- The request
Using the entries that follow, collect the lines where the word "لفظة" appears.

- Record set
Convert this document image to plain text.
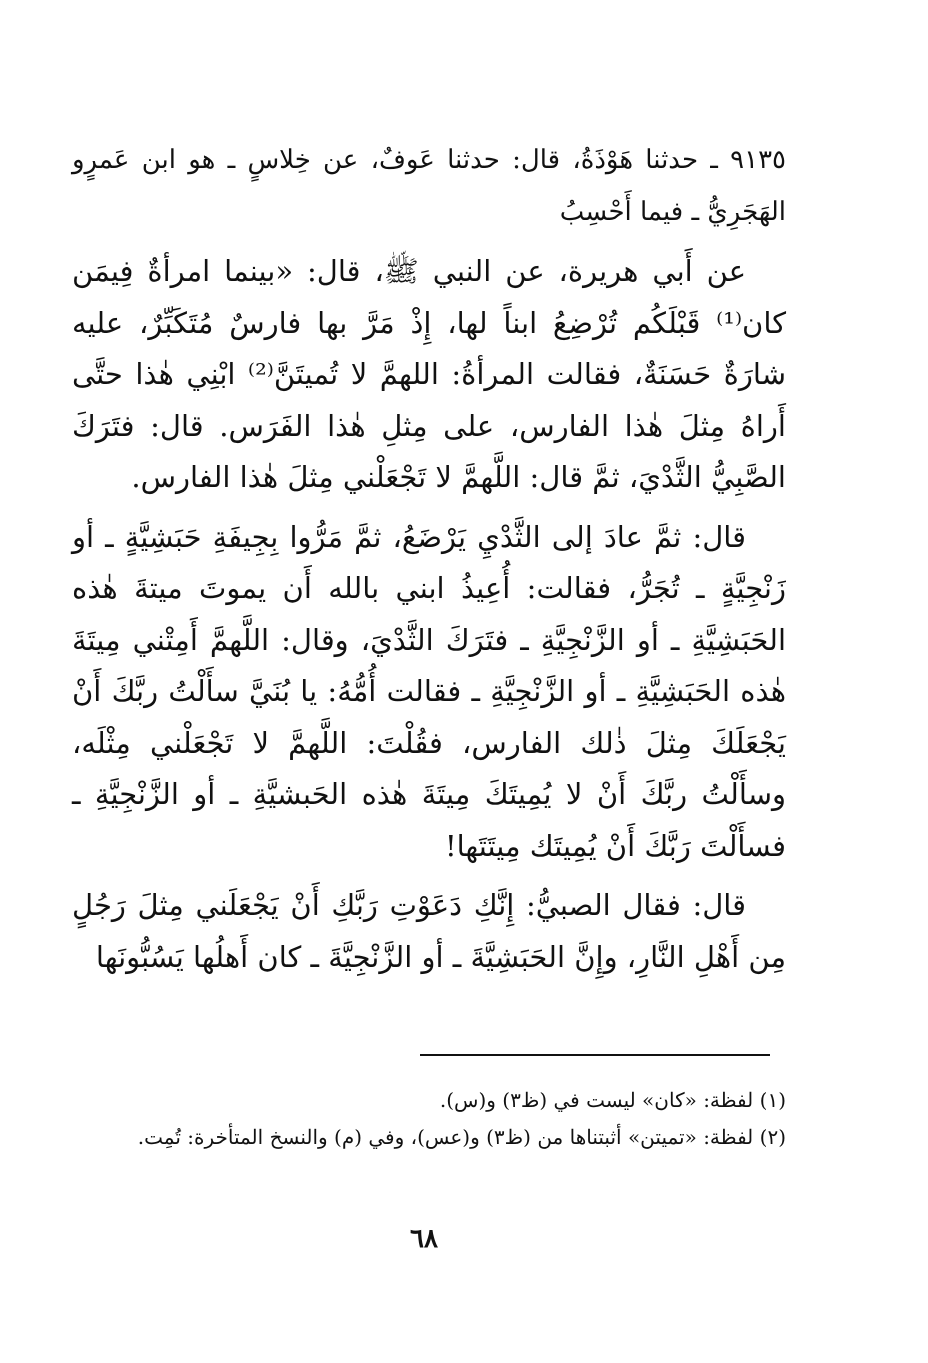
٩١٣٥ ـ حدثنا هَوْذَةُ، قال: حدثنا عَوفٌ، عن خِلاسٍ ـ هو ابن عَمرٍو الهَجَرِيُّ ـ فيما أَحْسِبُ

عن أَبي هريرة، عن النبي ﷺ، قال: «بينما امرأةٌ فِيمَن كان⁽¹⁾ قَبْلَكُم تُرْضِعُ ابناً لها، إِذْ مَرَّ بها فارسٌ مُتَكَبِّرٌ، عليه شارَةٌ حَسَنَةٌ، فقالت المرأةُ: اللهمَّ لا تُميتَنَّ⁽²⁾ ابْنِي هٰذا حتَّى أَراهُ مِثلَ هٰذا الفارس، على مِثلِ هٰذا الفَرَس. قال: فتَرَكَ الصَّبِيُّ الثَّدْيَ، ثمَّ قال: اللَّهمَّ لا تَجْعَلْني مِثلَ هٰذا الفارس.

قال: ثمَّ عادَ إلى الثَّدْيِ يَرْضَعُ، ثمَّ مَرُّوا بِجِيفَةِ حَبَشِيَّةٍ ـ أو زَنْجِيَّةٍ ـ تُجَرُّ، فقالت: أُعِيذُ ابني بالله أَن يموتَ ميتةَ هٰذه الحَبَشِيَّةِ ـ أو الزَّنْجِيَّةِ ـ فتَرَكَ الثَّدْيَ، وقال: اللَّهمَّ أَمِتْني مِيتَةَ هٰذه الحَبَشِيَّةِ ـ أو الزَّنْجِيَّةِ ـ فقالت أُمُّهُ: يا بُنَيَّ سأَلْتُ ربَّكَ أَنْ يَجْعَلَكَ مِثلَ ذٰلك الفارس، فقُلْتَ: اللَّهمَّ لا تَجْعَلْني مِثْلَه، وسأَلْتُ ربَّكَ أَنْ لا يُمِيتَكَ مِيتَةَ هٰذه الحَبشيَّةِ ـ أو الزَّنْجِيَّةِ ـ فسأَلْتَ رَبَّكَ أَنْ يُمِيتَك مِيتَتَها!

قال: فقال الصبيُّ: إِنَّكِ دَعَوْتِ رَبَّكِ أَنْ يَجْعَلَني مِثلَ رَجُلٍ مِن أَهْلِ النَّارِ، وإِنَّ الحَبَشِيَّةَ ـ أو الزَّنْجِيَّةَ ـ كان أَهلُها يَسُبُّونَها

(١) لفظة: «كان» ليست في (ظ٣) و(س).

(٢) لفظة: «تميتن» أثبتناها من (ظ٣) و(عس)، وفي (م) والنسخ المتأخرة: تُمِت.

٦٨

- Result for this task
(١) لفظة: «كان» ليست في (ظ٣) و(س).
(٢) لفظة: «تميتن» أثبتناها من (ظ٣) و(عس)، وفي (م) والنسخ المتأخرة: تُمِت.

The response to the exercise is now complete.